--- Start of Data excerpts ---

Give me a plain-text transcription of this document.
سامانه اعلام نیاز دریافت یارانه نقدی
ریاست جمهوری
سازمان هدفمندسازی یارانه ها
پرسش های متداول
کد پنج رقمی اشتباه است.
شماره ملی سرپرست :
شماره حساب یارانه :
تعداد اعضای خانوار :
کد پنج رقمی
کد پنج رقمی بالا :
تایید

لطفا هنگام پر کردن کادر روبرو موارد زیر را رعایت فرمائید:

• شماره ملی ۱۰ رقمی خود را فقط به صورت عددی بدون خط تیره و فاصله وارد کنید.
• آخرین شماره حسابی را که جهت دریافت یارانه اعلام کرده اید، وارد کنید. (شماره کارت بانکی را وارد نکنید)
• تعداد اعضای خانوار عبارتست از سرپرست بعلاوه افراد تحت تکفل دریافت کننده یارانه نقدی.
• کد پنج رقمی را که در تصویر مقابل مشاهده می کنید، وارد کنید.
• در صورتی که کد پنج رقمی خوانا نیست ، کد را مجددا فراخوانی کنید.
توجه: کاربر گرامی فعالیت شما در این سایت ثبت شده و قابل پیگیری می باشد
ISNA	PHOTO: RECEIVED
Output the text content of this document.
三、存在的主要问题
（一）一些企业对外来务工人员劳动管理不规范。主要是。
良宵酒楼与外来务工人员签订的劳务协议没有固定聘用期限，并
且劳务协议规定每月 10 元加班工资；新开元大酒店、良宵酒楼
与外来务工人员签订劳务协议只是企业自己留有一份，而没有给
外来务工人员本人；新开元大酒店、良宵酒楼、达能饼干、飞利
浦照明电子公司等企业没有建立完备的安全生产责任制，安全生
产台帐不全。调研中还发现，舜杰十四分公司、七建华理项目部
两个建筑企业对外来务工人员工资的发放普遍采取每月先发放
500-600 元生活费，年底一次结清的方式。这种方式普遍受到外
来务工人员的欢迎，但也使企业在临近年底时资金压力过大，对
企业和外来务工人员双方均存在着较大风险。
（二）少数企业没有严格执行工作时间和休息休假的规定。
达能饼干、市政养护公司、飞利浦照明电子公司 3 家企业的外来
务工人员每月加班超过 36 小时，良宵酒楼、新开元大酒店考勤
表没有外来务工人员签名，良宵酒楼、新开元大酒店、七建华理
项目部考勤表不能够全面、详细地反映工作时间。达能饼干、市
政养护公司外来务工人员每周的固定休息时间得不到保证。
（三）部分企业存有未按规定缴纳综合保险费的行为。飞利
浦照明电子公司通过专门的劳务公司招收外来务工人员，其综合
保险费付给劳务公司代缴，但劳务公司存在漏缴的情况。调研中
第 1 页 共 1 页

--- End of Data excerpts ---

Short task:
Extract each line from the listing that holds the word "اعضای".

Result:
تعداد اعضای خانوار :
• تعداد اعضای خانوار عبارتست از سرپرست بعلاوه افراد تحت تکفل دریافت کننده یارانه نقدی.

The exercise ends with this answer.